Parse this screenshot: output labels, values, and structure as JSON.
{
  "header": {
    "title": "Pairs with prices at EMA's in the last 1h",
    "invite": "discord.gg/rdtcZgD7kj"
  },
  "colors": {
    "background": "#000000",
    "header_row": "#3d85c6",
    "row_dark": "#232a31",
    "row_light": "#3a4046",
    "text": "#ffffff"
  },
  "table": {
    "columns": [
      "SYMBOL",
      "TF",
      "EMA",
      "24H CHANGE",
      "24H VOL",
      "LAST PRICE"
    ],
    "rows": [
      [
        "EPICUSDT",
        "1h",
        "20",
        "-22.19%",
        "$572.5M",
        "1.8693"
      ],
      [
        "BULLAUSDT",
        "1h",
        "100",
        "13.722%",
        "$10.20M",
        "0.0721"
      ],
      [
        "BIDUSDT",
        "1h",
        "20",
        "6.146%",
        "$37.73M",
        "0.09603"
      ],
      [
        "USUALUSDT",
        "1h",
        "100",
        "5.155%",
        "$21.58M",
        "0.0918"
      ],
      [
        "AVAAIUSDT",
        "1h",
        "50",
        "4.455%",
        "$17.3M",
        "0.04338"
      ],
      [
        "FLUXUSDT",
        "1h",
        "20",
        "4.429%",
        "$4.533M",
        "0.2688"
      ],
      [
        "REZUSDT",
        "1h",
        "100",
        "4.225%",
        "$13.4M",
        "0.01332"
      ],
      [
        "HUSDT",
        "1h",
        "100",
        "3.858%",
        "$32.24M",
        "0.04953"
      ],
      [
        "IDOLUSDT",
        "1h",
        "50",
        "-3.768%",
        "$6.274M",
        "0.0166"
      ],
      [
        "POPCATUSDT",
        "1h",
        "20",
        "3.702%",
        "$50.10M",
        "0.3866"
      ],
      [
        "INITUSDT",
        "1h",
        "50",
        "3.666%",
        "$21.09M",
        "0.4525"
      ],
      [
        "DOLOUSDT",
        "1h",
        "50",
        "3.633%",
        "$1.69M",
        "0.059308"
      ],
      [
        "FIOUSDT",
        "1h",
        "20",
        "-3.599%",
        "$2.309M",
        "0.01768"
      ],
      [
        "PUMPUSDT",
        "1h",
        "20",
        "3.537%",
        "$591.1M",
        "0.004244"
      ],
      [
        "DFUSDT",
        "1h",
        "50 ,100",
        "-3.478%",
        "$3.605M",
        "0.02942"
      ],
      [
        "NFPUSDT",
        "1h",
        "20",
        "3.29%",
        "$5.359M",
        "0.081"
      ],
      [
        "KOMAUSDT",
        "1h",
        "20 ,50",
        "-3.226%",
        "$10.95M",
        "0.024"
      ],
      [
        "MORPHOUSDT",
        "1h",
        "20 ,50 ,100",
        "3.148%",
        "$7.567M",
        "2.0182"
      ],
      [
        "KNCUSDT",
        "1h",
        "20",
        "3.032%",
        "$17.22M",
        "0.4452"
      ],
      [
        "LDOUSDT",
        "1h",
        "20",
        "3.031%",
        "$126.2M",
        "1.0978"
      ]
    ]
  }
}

**Your task:**
Extract all of the data above without altering anything.

**Solution for this exercise:**
Parse this screenshot: output labels, values, and structure as JSON.
{
  "header": {
    "title": "Pairs with prices at EMA's in the last 1h",
    "invite": "discord.gg/rdtcZgD7kj"
  },
  "colors": {
    "background": "#000000",
    "header_row": "#3d85c6",
    "row_dark": "#232a31",
    "row_light": "#3a4046",
    "text": "#ffffff"
  },
  "table": {
    "columns": [
      "SYMBOL",
      "TF",
      "EMA",
      "24H CHANGE",
      "24H VOL",
      "LAST PRICE"
    ],
    "rows": [
      [
        "EPICUSDT",
        "1h",
        "20",
        "-22.19%",
        "$572.5M",
        "1.8693"
      ],
      [
        "BULLAUSDT",
        "1h",
        "100",
        "13.722%",
        "$10.20M",
        "0.0721"
      ],
      [
        "BIDUSDT",
        "1h",
        "20",
        "6.146%",
        "$37.73M",
        "0.09603"
      ],
      [
        "USUALUSDT",
        "1h",
        "100",
        "5.155%",
        "$21.58M",
        "0.0918"
      ],
      [
        "AVAAIUSDT",
        "1h",
        "50",
        "4.455%",
        "$17.3M",
        "0.04338"
      ],
      [
        "FLUXUSDT",
        "1h",
        "20",
        "4.429%",
        "$4.533M",
        "0.2688"
      ],
      [
        "REZUSDT",
        "1h",
        "100",
        "4.225%",
        "$13.4M",
        "0.01332"
      ],
      [
        "HUSDT",
        "1h",
        "100",
        "3.858%",
        "$32.24M",
        "0.04953"
      ],
      [
        "IDOLUSDT",
        "1h",
        "50",
        "-3.768%",
        "$6.274M",
        "0.0166"
      ],
      [
        "POPCATUSDT",
        "1h",
        "20",
        "3.702%",
        "$50.10M",
        "0.3866"
      ],
      [
        "INITUSDT",
        "1h",
        "50",
        "3.666%",
        "$21.09M",
        "0.4525"
      ],
      [
        "DOLOUSDT",
        "1h",
        "50",
        "3.633%",
        "$1.69M",
        "0.059308"
      ],
      [
        "FIOUSDT",
        "1h",
        "20",
        "-3.599%",
        "$2.309M",
        "0.01768"
      ],
      [
        "PUMPUSDT",
        "1h",
        "20",
        "3.537%",
        "$591.1M",
        "0.004244"
      ],
      [
        "DFUSDT",
        "1h",
        "50 ,100",
        "-3.478%",
        "$3.605M",
        "0.02942"
      ],
      [
        "NFPUSDT",
        "1h",
        "20",
        "3.29%",
        "$5.359M",
        "0.081"
      ],
      [
        "KOMAUSDT",
        "1h",
        "20 ,50",
        "-3.226%",
        "$10.95M",
        "0.024"
      ],
      [
        "MORPHOUSDT",
        "1h",
        "20 ,50 ,100",
        "3.148%",
        "$7.567M",
        "2.0182"
      ],
      [
        "KNCUSDT",
        "1h",
        "20",
        "3.032%",
        "$17.22M",
        "0.4452"
      ],
      [
        "LDOUSDT",
        "1h",
        "20",
        "3.031%",
        "$126.2M",
        "1.0978"
      ]
    ]
  }
}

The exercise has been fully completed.